* Records

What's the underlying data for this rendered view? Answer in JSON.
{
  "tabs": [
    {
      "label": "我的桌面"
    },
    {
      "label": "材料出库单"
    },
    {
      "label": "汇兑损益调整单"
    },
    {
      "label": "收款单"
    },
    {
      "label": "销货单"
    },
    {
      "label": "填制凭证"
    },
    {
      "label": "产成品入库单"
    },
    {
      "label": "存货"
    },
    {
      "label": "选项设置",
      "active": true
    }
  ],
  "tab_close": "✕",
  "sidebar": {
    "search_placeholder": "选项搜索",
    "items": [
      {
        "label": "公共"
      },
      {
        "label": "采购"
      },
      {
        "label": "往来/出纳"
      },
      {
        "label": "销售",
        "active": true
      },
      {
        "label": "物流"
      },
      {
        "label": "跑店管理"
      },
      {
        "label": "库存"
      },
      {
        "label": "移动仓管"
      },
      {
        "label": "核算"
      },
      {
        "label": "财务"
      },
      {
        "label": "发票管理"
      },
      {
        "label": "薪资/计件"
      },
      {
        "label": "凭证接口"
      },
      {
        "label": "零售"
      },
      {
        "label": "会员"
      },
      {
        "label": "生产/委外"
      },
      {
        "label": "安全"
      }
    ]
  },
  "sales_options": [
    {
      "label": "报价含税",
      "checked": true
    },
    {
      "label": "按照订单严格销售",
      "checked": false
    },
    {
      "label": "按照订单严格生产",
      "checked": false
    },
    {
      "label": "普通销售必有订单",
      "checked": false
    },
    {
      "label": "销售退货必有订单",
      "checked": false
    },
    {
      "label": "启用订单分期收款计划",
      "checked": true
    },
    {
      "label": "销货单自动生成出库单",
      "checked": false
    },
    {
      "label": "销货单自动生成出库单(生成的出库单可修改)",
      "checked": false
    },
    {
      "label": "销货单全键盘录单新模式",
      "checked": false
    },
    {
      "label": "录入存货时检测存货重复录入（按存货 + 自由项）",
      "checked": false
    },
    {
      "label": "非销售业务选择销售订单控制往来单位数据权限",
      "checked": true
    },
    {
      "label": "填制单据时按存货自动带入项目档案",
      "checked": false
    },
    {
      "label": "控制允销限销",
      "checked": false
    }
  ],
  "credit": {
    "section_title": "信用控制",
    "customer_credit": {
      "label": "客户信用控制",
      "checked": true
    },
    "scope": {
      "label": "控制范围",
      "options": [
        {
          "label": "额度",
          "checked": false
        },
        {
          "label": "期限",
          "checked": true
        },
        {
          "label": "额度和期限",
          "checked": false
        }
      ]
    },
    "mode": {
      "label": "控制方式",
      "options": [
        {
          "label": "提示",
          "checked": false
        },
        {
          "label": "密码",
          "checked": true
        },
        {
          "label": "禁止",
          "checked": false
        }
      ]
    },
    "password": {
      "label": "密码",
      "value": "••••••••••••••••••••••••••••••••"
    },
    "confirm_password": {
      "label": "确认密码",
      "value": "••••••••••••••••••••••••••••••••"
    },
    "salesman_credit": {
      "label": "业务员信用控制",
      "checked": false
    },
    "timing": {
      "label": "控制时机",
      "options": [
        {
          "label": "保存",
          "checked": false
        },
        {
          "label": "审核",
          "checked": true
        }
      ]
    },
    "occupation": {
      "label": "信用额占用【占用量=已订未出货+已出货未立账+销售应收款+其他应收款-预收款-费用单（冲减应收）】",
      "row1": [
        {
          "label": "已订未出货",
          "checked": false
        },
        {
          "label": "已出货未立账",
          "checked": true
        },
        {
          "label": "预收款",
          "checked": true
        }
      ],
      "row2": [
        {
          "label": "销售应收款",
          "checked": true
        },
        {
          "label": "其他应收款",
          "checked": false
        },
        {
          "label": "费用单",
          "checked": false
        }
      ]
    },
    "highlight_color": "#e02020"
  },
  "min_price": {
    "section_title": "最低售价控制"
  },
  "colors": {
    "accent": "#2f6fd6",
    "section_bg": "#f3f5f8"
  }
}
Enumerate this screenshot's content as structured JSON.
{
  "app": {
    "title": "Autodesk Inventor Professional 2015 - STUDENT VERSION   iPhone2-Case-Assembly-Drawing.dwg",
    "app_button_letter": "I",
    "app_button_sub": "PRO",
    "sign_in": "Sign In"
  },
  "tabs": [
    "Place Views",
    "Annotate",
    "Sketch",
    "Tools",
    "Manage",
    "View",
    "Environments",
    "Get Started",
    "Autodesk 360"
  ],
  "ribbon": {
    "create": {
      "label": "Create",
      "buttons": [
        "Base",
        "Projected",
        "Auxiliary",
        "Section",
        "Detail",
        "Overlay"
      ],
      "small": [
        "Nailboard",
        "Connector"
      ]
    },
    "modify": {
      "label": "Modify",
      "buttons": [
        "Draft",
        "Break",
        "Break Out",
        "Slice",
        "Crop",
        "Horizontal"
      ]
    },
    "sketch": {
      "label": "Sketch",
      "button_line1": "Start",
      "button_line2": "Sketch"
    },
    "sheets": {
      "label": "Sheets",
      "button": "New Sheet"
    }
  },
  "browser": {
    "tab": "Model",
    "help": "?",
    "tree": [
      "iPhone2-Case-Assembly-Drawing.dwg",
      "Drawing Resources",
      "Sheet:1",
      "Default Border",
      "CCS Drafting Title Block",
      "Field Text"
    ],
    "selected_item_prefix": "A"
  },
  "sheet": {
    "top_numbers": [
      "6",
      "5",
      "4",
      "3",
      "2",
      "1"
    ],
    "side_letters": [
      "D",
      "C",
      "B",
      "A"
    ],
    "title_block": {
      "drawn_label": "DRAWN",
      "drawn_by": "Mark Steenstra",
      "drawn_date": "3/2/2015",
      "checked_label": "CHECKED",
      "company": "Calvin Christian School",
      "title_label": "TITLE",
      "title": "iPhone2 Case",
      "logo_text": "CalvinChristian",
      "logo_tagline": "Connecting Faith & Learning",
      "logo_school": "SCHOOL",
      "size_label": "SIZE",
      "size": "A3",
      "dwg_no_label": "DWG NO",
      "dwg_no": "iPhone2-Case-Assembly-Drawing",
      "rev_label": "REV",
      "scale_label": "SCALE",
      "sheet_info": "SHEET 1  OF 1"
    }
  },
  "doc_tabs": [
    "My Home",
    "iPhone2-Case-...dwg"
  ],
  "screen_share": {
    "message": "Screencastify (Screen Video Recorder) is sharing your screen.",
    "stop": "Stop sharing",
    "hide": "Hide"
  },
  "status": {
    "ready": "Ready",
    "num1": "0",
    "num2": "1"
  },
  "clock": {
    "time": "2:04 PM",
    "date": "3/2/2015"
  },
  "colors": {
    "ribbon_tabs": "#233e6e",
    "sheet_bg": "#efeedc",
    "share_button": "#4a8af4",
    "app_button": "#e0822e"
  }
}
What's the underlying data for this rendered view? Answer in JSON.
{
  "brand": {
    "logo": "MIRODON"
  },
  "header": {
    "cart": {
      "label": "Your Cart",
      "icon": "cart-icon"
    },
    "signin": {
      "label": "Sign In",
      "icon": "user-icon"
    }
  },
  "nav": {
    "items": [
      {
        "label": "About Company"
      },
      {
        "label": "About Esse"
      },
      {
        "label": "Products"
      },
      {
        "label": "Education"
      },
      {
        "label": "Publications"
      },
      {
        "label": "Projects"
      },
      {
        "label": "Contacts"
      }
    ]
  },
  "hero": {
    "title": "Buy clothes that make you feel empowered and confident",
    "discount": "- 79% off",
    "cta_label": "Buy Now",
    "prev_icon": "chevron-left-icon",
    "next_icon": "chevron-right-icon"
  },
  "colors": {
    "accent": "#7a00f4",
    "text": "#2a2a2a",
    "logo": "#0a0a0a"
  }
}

* Problem details
Write out the material exactly as given.

* Final answer
What's the underlying data for this rendered view? Answer in JSON.
{
  "tabs": [
    {
      "label": "我的桌面"
    },
    {
      "label": "材料出库单"
    },
    {
      "label": "汇兑损益调整单"
    },
    {
      "label": "收款单"
    },
    {
      "label": "销货单"
    },
    {
      "label": "填制凭证"
    },
    {
      "label": "产成品入库单"
    },
    {
      "label": "存货"
    },
    {
      "label": "选项设置",
      "active": true
    }
  ],
  "tab_close": "✕",
  "sidebar": {
    "search_placeholder": "选项搜索",
    "items": [
      {
        "label": "公共"
      },
      {
        "label": "采购"
      },
      {
        "label": "往来/出纳"
      },
      {
        "label": "销售",
        "active": true
      },
      {
        "label": "物流"
      },
      {
        "label": "跑店管理"
      },
      {
        "label": "库存"
      },
      {
        "label": "移动仓管"
      },
      {
        "label": "核算"
      },
      {
        "label": "财务"
      },
      {
        "label": "发票管理"
      },
      {
        "label": "薪资/计件"
      },
      {
        "label": "凭证接口"
      },
      {
        "label": "零售"
      },
      {
        "label": "会员"
      },
      {
        "label": "生产/委外"
      },
      {
        "label": "安全"
      }
    ]
  },
  "sales_options": [
    {
      "label": "报价含税",
      "checked": true
    },
    {
      "label": "按照订单严格销售",
      "checked": false
    },
    {
      "label": "按照订单严格生产",
      "checked": false
    },
    {
      "label": "普通销售必有订单",
      "checked": false
    },
    {
      "label": "销售退货必有订单",
      "checked": false
    },
    {
      "label": "启用订单分期收款计划",
      "checked": true
    },
    {
      "label": "销货单自动生成出库单",
      "checked": false
    },
    {
      "label": "销货单自动生成出库单(生成的出库单可修改)",
      "checked": false
    },
    {
      "label": "销货单全键盘录单新模式",
      "checked": false
    },
    {
      "label": "录入存货时检测存货重复录入（按存货 + 自由项）",
      "checked": false
    },
    {
      "label": "非销售业务选择销售订单控制往来单位数据权限",
      "checked": true
    },
    {
      "label": "填制单据时按存货自动带入项目档案",
      "checked": false
    },
    {
      "label": "控制允销限销",
      "checked": false
    }
  ],
  "credit": {
    "section_title": "信用控制",
    "customer_credit": {
      "label": "客户信用控制",
      "checked": true
    },
    "scope": {
      "label": "控制范围",
      "options": [
        {
          "label": "额度",
          "checked": false
        },
        {
          "label": "期限",
          "checked": true
        },
        {
          "label": "额度和期限",
          "checked": false
        }
      ]
    },
    "mode": {
      "label": "控制方式",
      "options": [
        {
          "label": "提示",
          "checked": false
        },
        {
          "label": "密码",
          "checked": true
        },
        {
          "label": "禁止",
          "checked": false
        }
      ]
    },
    "password": {
      "label": "密码",
      "value": "••••••••••••••••••••••••••••••••"
    },
    "confirm_password": {
      "label": "确认密码",
      "value": "••••••••••••••••••••••••••••••••"
    },
    "salesman_credit": {
      "label": "业务员信用控制",
      "checked": false
    },
    "timing": {
      "label": "控制时机",
      "options": [
        {
          "label": "保存",
          "checked": false
        },
        {
          "label": "审核",
          "checked": true
        }
      ]
    },
    "occupation": {
      "label": "信用额占用【占用量=已订未出货+已出货未立账+销售应收款+其他应收款-预收款-费用单（冲减应收）】",
      "row1": [
        {
          "label": "已订未出货",
          "checked": false
        },
        {
          "label": "已出货未立账",
          "checked": true
        },
        {
          "label": "预收款",
          "checked": true
        }
      ],
      "row2": [
        {
          "label": "销售应收款",
          "checked": true
        },
        {
          "label": "其他应收款",
          "checked": false
        },
        {
          "label": "费用单",
          "checked": false
        }
      ]
    },
    "highlight_color": "#e02020"
  },
  "min_price": {
    "section_title": "最低售价控制"
  },
  "colors": {
    "accent": "#2f6fd6",
    "section_bg": "#f3f5f8"
  }
}
Enumerate this screenshot's content as structured JSON.
{
  "app": {
    "title": "Autodesk Inventor Professional 2015 - STUDENT VERSION   iPhone2-Case-Assembly-Drawing.dwg",
    "app_button_letter": "I",
    "app_button_sub": "PRO",
    "sign_in": "Sign In"
  },
  "tabs": [
    "Place Views",
    "Annotate",
    "Sketch",
    "Tools",
    "Manage",
    "View",
    "Environments",
    "Get Started",
    "Autodesk 360"
  ],
  "ribbon": {
    "create": {
      "label": "Create",
      "buttons": [
        "Base",
        "Projected",
        "Auxiliary",
        "Section",
        "Detail",
        "Overlay"
      ],
      "small": [
        "Nailboard",
        "Connector"
      ]
    },
    "modify": {
      "label": "Modify",
      "buttons": [
        "Draft",
        "Break",
        "Break Out",
        "Slice",
        "Crop",
        "Horizontal"
      ]
    },
    "sketch": {
      "label": "Sketch",
      "button_line1": "Start",
      "button_line2": "Sketch"
    },
    "sheets": {
      "label": "Sheets",
      "button": "New Sheet"
    }
  },
  "browser": {
    "tab": "Model",
    "help": "?",
    "tree": [
      "iPhone2-Case-Assembly-Drawing.dwg",
      "Drawing Resources",
      "Sheet:1",
      "Default Border",
      "CCS Drafting Title Block",
      "Field Text"
    ],
    "selected_item_prefix": "A"
  },
  "sheet": {
    "top_numbers": [
      "6",
      "5",
      "4",
      "3",
      "2",
      "1"
    ],
    "side_letters": [
      "D",
      "C",
      "B",
      "A"
    ],
    "title_block": {
      "drawn_label": "DRAWN",
      "drawn_by": "Mark Steenstra",
      "drawn_date": "3/2/2015",
      "checked_label": "CHECKED",
      "company": "Calvin Christian School",
      "title_label": "TITLE",
      "title": "iPhone2 Case",
      "logo_text": "CalvinChristian",
      "logo_tagline": "Connecting Faith & Learning",
      "logo_school": "SCHOOL",
      "size_label": "SIZE",
      "size": "A3",
      "dwg_no_label": "DWG NO",
      "dwg_no": "iPhone2-Case-Assembly-Drawing",
      "rev_label": "REV",
      "scale_label": "SCALE",
      "sheet_info": "SHEET 1  OF 1"
    }
  },
  "doc_tabs": [
    "My Home",
    "iPhone2-Case-...dwg"
  ],
  "screen_share": {
    "message": "Screencastify (Screen Video Recorder) is sharing your screen.",
    "stop": "Stop sharing",
    "hide": "Hide"
  },
  "status": {
    "ready": "Ready",
    "num1": "0",
    "num2": "1"
  },
  "clock": {
    "time": "2:04 PM",
    "date": "3/2/2015"
  },
  "colors": {
    "ribbon_tabs": "#233e6e",
    "sheet_bg": "#efeedc",
    "share_button": "#4a8af4",
    "app_button": "#e0822e"
  }
}
What's the underlying data for this rendered view? Answer in JSON.
{
  "brand": {
    "logo": "MIRODON"
  },
  "header": {
    "cart": {
      "label": "Your Cart",
      "icon": "cart-icon"
    },
    "signin": {
      "label": "Sign In",
      "icon": "user-icon"
    }
  },
  "nav": {
    "items": [
      {
        "label": "About Company"
      },
      {
        "label": "About Esse"
      },
      {
        "label": "Products"
      },
      {
        "label": "Education"
      },
      {
        "label": "Publications"
      },
      {
        "label": "Projects"
      },
      {
        "label": "Contacts"
      }
    ]
  },
  "hero": {
    "title": "Buy clothes that make you feel empowered and confident",
    "discount": "- 79% off",
    "cta_label": "Buy Now",
    "prev_icon": "chevron-left-icon",
    "next_icon": "chevron-right-icon"
  },
  "colors": {
    "accent": "#7a00f4",
    "text": "#2a2a2a",
    "logo": "#0a0a0a"
  }
}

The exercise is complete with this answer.